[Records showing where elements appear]
+ + + + + + +

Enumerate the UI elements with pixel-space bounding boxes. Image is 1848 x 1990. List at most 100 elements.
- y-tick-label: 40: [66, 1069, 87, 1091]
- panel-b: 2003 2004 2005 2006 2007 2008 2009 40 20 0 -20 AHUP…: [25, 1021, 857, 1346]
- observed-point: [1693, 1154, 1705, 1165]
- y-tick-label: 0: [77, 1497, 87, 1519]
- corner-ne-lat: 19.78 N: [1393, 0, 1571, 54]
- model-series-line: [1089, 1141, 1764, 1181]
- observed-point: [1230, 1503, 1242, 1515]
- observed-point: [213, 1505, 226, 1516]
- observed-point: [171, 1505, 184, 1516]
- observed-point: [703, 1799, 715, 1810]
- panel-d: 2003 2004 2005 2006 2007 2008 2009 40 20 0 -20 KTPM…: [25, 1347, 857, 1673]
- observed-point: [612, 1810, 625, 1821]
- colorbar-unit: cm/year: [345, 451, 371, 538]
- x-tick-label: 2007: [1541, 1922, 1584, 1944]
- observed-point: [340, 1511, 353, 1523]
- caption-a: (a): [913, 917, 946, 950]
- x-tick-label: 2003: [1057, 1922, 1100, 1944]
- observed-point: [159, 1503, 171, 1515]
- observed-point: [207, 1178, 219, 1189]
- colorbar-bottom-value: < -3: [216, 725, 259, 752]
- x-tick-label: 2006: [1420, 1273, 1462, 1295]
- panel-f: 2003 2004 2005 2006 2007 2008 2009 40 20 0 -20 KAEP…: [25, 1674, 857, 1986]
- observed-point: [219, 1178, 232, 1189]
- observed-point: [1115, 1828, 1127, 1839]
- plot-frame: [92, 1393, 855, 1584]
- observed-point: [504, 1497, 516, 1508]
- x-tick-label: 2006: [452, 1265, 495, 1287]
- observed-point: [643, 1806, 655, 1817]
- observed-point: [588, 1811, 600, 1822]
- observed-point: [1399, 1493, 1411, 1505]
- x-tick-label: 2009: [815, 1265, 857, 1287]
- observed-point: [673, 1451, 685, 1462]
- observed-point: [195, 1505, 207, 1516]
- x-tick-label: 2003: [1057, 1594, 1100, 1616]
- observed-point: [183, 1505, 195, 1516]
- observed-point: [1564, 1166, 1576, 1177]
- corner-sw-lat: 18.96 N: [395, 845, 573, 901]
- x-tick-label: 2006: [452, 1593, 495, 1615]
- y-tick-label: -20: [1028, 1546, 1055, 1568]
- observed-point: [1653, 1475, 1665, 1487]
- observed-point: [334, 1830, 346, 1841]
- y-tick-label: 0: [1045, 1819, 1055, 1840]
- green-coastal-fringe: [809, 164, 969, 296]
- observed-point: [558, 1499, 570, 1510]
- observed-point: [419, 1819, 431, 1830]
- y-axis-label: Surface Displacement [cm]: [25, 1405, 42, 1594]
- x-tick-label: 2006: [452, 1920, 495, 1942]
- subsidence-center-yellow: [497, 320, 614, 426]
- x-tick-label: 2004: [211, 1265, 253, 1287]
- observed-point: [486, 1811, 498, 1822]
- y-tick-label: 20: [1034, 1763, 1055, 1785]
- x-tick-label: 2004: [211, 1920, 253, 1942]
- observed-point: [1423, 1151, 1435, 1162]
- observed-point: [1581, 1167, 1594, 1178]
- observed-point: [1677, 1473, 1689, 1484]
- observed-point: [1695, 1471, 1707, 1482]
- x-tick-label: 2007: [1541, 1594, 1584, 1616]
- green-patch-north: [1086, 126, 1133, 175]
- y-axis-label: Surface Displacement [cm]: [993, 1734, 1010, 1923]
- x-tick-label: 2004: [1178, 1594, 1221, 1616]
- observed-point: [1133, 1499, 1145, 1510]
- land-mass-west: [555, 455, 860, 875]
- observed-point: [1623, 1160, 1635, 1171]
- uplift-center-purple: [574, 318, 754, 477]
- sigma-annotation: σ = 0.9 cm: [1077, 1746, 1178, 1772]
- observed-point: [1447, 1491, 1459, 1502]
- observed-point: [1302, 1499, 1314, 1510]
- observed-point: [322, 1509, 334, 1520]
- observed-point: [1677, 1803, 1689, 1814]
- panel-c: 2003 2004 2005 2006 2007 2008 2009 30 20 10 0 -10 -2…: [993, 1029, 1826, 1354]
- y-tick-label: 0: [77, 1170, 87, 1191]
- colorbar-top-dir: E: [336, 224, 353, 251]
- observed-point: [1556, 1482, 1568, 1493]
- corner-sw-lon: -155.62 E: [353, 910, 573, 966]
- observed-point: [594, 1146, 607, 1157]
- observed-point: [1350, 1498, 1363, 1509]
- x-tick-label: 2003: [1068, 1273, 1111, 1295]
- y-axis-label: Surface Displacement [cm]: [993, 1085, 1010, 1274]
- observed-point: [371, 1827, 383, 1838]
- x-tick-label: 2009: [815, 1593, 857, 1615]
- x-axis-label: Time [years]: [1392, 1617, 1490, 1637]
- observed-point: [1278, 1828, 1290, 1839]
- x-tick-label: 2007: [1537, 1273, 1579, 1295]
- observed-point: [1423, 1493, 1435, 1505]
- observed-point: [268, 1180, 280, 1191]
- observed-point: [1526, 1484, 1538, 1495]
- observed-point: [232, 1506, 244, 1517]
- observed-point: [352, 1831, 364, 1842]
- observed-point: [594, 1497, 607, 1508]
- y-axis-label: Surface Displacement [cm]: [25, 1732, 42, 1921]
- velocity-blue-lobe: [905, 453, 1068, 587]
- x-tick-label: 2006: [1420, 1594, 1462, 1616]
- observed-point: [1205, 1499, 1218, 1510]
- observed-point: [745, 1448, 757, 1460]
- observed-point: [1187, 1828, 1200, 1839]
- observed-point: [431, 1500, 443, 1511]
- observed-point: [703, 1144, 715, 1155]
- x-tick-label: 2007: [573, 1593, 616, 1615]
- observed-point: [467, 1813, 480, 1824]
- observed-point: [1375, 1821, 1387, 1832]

+ + + + + + +

> **DIRECTIVE**: Please give all of the material above as a numbered list, leaving out any blank lines.

> **TASK ANSWER**:
1. Enumerate the UI elements with pixel-space bounding boxes. Image is 1848 x 1990. List at most 100 elements.
2. - y-tick-label: 40: [66, 1069, 87, 1091]
3. - panel-b: 2003 2004 2005 2006 2007 2008 2009 40 20 0 -20 AHUP…: [25, 1021, 857, 1346]
4. - observed-point: [1693, 1154, 1705, 1165]
5. - y-tick-label: 0: [77, 1497, 87, 1519]
6. - corner-ne-lat: 19.78 N: [1393, 0, 1571, 54]
7. - model-series-line: [1089, 1141, 1764, 1181]
8. - observed-point: [1230, 1503, 1242, 1515]
9. - observed-point: [213, 1505, 226, 1516]
10. - observed-point: [171, 1505, 184, 1516]
11. - observed-point: [703, 1799, 715, 1810]
12. - panel-d: 2003 2004 2005 2006 2007 2008 2009 40 20 0 -20 KTPM…: [25, 1347, 857, 1673]
13. - observed-point: [612, 1810, 625, 1821]
14. - colorbar-unit: cm/year: [345, 451, 371, 538]
15. - x-tick-label: 2007: [1541, 1922, 1584, 1944]
16. - observed-point: [340, 1511, 353, 1523]
17. - caption-a: (a): [913, 917, 946, 950]
18. - x-tick-label: 2003: [1057, 1922, 1100, 1944]
19. - observed-point: [159, 1503, 171, 1515]
20. - observed-point: [207, 1178, 219, 1189]
21. - colorbar-bottom-value: < -3: [216, 725, 259, 752]
22. - x-tick-label: 2006: [1420, 1273, 1462, 1295]
23. - panel-f: 2003 2004 2005 2006 2007 2008 2009 40 20 0 -20 KAEP…: [25, 1674, 857, 1986]
24. - observed-point: [219, 1178, 232, 1189]
25. - observed-point: [1115, 1828, 1127, 1839]
26. - plot-frame: [92, 1393, 855, 1584]
27. - observed-point: [504, 1497, 516, 1508]
28. - x-tick-label: 2006: [452, 1265, 495, 1287]
29. - observed-point: [643, 1806, 655, 1817]
30. - observed-point: [588, 1811, 600, 1822]
31. - observed-point: [1399, 1493, 1411, 1505]
32. - x-tick-label: 2009: [815, 1265, 857, 1287]
33. - observed-point: [673, 1451, 685, 1462]
34. - observed-point: [195, 1505, 207, 1516]
35. - x-tick-label: 2003: [1057, 1594, 1100, 1616]
36. - observed-point: [183, 1505, 195, 1516]
37. - observed-point: [1564, 1166, 1576, 1177]
38. - corner-sw-lat: 18.96 N: [395, 845, 573, 901]
39. - x-tick-label: 2006: [452, 1593, 495, 1615]
40. - y-tick-label: -20: [1028, 1546, 1055, 1568]
41. - observed-point: [1653, 1475, 1665, 1487]
42. - observed-point: [334, 1830, 346, 1841]
43. - y-tick-label: 0: [1045, 1819, 1055, 1840]
44. - green-coastal-fringe: [809, 164, 969, 296]
45. - observed-point: [558, 1499, 570, 1510]
46. - observed-point: [419, 1819, 431, 1830]
47. - y-axis-label: Surface Displacement [cm]: [25, 1405, 42, 1594]
48. - x-tick-label: 2006: [452, 1920, 495, 1942]
49. - subsidence-center-yellow: [497, 320, 614, 426]
50. - x-tick-label: 2004: [211, 1265, 253, 1287]
51. - observed-point: [486, 1811, 498, 1822]
52. - y-tick-label: 20: [1034, 1763, 1055, 1785]
53. - x-tick-label: 2004: [211, 1920, 253, 1942]
54. - observed-point: [1423, 1151, 1435, 1162]
55. - observed-point: [1581, 1167, 1594, 1178]
56. - observed-point: [1677, 1473, 1689, 1484]
57. - observed-point: [1695, 1471, 1707, 1482]
58. - x-tick-label: 2007: [1541, 1594, 1584, 1616]
59. - green-patch-north: [1086, 126, 1133, 175]
60. - y-axis-label: Surface Displacement [cm]: [993, 1734, 1010, 1923]
61. - x-tick-label: 2004: [1178, 1594, 1221, 1616]
62. - observed-point: [1133, 1499, 1145, 1510]
63. - land-mass-west: [555, 455, 860, 875]
64. - observed-point: [1623, 1160, 1635, 1171]
65. - uplift-center-purple: [574, 318, 754, 477]
66. - sigma-annotation: σ = 0.9 cm: [1077, 1746, 1178, 1772]
67. - observed-point: [1447, 1491, 1459, 1502]
68. - observed-point: [1302, 1499, 1314, 1510]
69. - observed-point: [322, 1509, 334, 1520]
70. - observed-point: [1677, 1803, 1689, 1814]
71. - panel-c: 2003 2004 2005 2006 2007 2008 2009 30 20 10 0 -10 -2…: [993, 1029, 1826, 1354]
72. - y-tick-label: 0: [77, 1170, 87, 1191]
73. - colorbar-top-dir: E: [336, 224, 353, 251]
74. - observed-point: [1556, 1482, 1568, 1493]
75. - corner-sw-lon: -155.62 E: [353, 910, 573, 966]
76. - observed-point: [594, 1146, 607, 1157]
77. - observed-point: [1350, 1498, 1363, 1509]
78. - x-tick-label: 2003: [1068, 1273, 1111, 1295]
79. - y-axis-label: Surface Displacement [cm]: [993, 1085, 1010, 1274]
80. - observed-point: [371, 1827, 383, 1838]
81. - x-tick-label: 2009: [815, 1593, 857, 1615]
82. - x-axis-label: Time [years]: [1392, 1617, 1490, 1637]
83. - observed-point: [1278, 1828, 1290, 1839]
84. - x-tick-label: 2007: [1537, 1273, 1579, 1295]
85. - observed-point: [1423, 1493, 1435, 1505]
86. - observed-point: [268, 1180, 280, 1191]
87. - observed-point: [1526, 1484, 1538, 1495]
88. - observed-point: [232, 1506, 244, 1517]
89. - observed-point: [352, 1831, 364, 1842]
90. - observed-point: [594, 1497, 607, 1508]
91. - y-axis-label: Surface Displacement [cm]: [25, 1732, 42, 1921]
92. - velocity-blue-lobe: [905, 453, 1068, 587]
93. - x-tick-label: 2006: [1420, 1594, 1462, 1616]
94. - observed-point: [1205, 1499, 1218, 1510]
95. - observed-point: [745, 1448, 757, 1460]
96. - observed-point: [1187, 1828, 1200, 1839]
97. - observed-point: [431, 1500, 443, 1511]
98. - observed-point: [703, 1144, 715, 1155]
99. - x-tick-label: 2007: [573, 1593, 616, 1615]
100. - observed-point: [467, 1813, 480, 1824]
101. - observed-point: [1375, 1821, 1387, 1832]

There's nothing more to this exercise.